Items from a data source =>
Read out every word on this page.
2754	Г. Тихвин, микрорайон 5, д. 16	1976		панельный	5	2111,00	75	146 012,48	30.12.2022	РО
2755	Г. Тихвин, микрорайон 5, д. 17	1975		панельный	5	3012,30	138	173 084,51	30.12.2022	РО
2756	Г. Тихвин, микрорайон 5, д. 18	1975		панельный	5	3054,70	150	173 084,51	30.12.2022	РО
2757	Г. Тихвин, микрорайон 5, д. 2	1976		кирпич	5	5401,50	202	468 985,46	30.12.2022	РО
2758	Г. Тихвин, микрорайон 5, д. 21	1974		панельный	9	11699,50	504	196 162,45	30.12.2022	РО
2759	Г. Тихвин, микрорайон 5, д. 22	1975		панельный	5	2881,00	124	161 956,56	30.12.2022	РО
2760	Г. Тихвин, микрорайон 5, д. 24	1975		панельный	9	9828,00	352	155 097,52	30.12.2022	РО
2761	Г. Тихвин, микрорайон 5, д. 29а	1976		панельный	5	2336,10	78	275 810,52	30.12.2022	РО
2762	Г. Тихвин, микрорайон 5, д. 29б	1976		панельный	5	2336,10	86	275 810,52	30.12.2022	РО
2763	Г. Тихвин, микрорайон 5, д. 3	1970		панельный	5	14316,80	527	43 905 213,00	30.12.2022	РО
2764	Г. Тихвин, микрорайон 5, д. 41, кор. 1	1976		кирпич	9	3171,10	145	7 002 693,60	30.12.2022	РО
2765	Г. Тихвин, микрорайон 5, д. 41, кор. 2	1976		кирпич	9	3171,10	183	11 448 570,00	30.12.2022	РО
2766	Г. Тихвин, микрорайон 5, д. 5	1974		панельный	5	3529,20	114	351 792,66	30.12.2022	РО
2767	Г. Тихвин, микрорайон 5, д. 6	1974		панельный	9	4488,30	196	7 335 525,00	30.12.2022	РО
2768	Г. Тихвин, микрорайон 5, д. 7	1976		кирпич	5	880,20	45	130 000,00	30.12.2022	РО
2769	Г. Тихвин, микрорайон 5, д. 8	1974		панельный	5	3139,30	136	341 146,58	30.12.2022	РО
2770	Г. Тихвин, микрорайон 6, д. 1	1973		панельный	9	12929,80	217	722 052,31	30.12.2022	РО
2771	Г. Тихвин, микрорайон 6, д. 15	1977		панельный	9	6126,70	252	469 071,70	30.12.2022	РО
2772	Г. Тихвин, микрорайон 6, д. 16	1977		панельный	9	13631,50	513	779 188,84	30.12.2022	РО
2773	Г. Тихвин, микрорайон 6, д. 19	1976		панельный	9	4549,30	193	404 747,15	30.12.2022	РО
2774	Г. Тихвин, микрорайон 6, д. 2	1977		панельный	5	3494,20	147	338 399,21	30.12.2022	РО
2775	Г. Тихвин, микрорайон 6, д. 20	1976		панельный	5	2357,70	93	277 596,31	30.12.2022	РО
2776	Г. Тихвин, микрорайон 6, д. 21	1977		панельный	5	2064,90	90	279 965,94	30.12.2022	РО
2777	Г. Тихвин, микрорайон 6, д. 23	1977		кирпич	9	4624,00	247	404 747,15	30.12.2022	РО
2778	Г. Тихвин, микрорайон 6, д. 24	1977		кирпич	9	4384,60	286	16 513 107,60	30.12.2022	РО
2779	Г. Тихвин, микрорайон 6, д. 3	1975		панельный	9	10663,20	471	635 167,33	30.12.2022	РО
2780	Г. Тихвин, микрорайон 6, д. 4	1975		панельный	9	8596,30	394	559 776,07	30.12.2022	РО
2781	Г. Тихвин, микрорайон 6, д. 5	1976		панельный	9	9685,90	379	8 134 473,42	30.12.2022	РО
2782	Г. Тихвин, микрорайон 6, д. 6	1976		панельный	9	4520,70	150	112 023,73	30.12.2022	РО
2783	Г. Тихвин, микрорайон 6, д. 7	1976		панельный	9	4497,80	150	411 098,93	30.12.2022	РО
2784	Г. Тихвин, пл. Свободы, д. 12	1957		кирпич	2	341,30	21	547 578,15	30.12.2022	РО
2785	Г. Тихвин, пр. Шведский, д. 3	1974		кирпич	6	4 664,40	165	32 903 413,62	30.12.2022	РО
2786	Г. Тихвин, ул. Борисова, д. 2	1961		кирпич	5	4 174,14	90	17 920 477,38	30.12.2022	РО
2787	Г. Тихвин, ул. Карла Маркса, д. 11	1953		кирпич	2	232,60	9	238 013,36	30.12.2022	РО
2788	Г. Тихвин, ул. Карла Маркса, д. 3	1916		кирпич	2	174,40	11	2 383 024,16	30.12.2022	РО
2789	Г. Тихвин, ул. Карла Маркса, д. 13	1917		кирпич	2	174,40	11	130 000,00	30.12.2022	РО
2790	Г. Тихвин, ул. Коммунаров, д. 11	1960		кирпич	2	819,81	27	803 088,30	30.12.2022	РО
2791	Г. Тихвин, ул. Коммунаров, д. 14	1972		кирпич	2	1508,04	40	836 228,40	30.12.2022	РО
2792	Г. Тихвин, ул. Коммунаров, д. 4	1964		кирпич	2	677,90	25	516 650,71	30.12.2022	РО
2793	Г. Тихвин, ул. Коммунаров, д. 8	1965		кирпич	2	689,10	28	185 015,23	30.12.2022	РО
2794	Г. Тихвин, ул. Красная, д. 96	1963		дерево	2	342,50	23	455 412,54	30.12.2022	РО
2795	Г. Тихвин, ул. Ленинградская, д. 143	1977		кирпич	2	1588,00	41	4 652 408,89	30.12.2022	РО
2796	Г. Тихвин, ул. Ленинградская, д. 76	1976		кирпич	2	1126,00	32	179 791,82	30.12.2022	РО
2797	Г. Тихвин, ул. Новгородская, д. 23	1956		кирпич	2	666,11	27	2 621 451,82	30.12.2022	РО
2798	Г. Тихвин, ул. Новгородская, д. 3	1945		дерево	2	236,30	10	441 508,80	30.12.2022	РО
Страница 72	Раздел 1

Aim of the exercise =>
Retype the records above exactly.

Finished exercise =>
Read out every word on this page.
2754	Г. Тихвин, микрорайон 5, д. 16	1976		панельный	5	2111,00	75	146 012,48	30.12.2022	РО
2755	Г. Тихвин, микрорайон 5, д. 17	1975		панельный	5	3012,30	138	173 084,51	30.12.2022	РО
2756	Г. Тихвин, микрорайон 5, д. 18	1975		панельный	5	3054,70	150	173 084,51	30.12.2022	РО
2757	Г. Тихвин, микрорайон 5, д. 2	1976		кирпич	5	5401,50	202	468 985,46	30.12.2022	РО
2758	Г. Тихвин, микрорайон 5, д. 21	1974		панельный	9	11699,50	504	196 162,45	30.12.2022	РО
2759	Г. Тихвин, микрорайон 5, д. 22	1975		панельный	5	2881,00	124	161 956,56	30.12.2022	РО
2760	Г. Тихвин, микрорайон 5, д. 24	1975		панельный	9	9828,00	352	155 097,52	30.12.2022	РО
2761	Г. Тихвин, микрорайон 5, д. 29а	1976		панельный	5	2336,10	78	275 810,52	30.12.2022	РО
2762	Г. Тихвин, микрорайон 5, д. 29б	1976		панельный	5	2336,10	86	275 810,52	30.12.2022	РО
2763	Г. Тихвин, микрорайон 5, д. 3	1970		панельный	5	14316,80	527	43 905 213,00	30.12.2022	РО
2764	Г. Тихвин, микрорайон 5, д. 41, кор. 1	1976		кирпич	9	3171,10	145	7 002 693,60	30.12.2022	РО
2765	Г. Тихвин, микрорайон 5, д. 41, кор. 2	1976		кирпич	9	3171,10	183	11 448 570,00	30.12.2022	РО
2766	Г. Тихвин, микрорайон 5, д. 5	1974		панельный	5	3529,20	114	351 792,66	30.12.2022	РО
2767	Г. Тихвин, микрорайон 5, д. 6	1974		панельный	9	4488,30	196	7 335 525,00	30.12.2022	РО
2768	Г. Тихвин, микрорайон 5, д. 7	1976		кирпич	5	880,20	45	130 000,00	30.12.2022	РО
2769	Г. Тихвин, микрорайон 5, д. 8	1974		панельный	5	3139,30	136	341 146,58	30.12.2022	РО
2770	Г. Тихвин, микрорайон 6, д. 1	1973		панельный	9	12929,80	217	722 052,31	30.12.2022	РО
2771	Г. Тихвин, микрорайон 6, д. 15	1977		панельный	9	6126,70	252	469 071,70	30.12.2022	РО
2772	Г. Тихвин, микрорайон 6, д. 16	1977		панельный	9	13631,50	513	779 188,84	30.12.2022	РО
2773	Г. Тихвин, микрорайон 6, д. 19	1976		панельный	9	4549,30	193	404 747,15	30.12.2022	РО
2774	Г. Тихвин, микрорайон 6, д. 2	1977		панельный	5	3494,20	147	338 399,21	30.12.2022	РО
2775	Г. Тихвин, микрорайон 6, д. 20	1976		панельный	5	2357,70	93	277 596,31	30.12.2022	РО
2776	Г. Тихвин, микрорайон 6, д. 21	1977		панельный	5	2064,90	90	279 965,94	30.12.2022	РО
2777	Г. Тихвин, микрорайон 6, д. 23	1977		кирпич	9	4624,00	247	404 747,15	30.12.2022	РО
2778	Г. Тихвин, микрорайон 6, д. 24	1977		кирпич	9	4384,60	286	16 513 107,60	30.12.2022	РО
2779	Г. Тихвин, микрорайон 6, д. 3	1975		панельный	9	10663,20	471	635 167,33	30.12.2022	РО
2780	Г. Тихвин, микрорайон 6, д. 4	1975		панельный	9	8596,30	394	559 776,07	30.12.2022	РО
2781	Г. Тихвин, микрорайон 6, д. 5	1976		панельный	9	9685,90	379	8 134 473,42	30.12.2022	РО
2782	Г. Тихвин, микрорайон 6, д. 6	1976		панельный	9	4520,70	150	112 023,73	30.12.2022	РО
2783	Г. Тихвин, микрорайон 6, д. 7	1976		панельный	9	4497,80	150	411 098,93	30.12.2022	РО
2784	Г. Тихвин, пл. Свободы, д. 12	1957		кирпич	2	341,30	21	547 578,15	30.12.2022	РО
2785	Г. Тихвин, пр. Шведский, д. 3	1974		кирпич	6	4 664,40	165	32 903 413,62	30.12.2022	РО
2786	Г. Тихвин, ул. Борисова, д. 2	1961		кирпич	5	4 174,14	90	17 920 477,38	30.12.2022	РО
2787	Г. Тихвин, ул. Карла Маркса, д. 11	1953		кирпич	2	232,60	9	238 013,36	30.12.2022	РО
2788	Г. Тихвин, ул. Карла Маркса, д. 3	1916		кирпич	2	174,40	11	2 383 024,16	30.12.2022	РО
2789	Г. Тихвин, ул. Карла Маркса, д. 13	1917		кирпич	2	174,40	11	130 000,00	30.12.2022	РО
2790	Г. Тихвин, ул. Коммунаров, д. 11	1960		кирпич	2	819,81	27	803 088,30	30.12.2022	РО
2791	Г. Тихвин, ул. Коммунаров, д. 14	1972		кирпич	2	1508,04	40	836 228,40	30.12.2022	РО
2792	Г. Тихвин, ул. Коммунаров, д. 4	1964		кирпич	2	677,90	25	516 650,71	30.12.2022	РО
2793	Г. Тихвин, ул. Коммунаров, д. 8	1965		кирпич	2	689,10	28	185 015,23	30.12.2022	РО
2794	Г. Тихвин, ул. Красная, д. 96	1963		дерево	2	342,50	23	455 412,54	30.12.2022	РО
2795	Г. Тихвин, ул. Ленинградская, д. 143	1977		кирпич	2	1588,00	41	4 652 408,89	30.12.2022	РО
2796	Г. Тихвин, ул. Ленинградская, д. 76	1976		кирпич	2	1126,00	32	179 791,82	30.12.2022	РО
2797	Г. Тихвин, ул. Новгородская, д. 23	1956		кирпич	2	666,11	27	2 621 451,82	30.12.2022	РО
2798	Г. Тихвин, ул. Новгородская, д. 3	1945		дерево	2	236,30	10	441 508,80	30.12.2022	РО
Страница 72	Раздел 1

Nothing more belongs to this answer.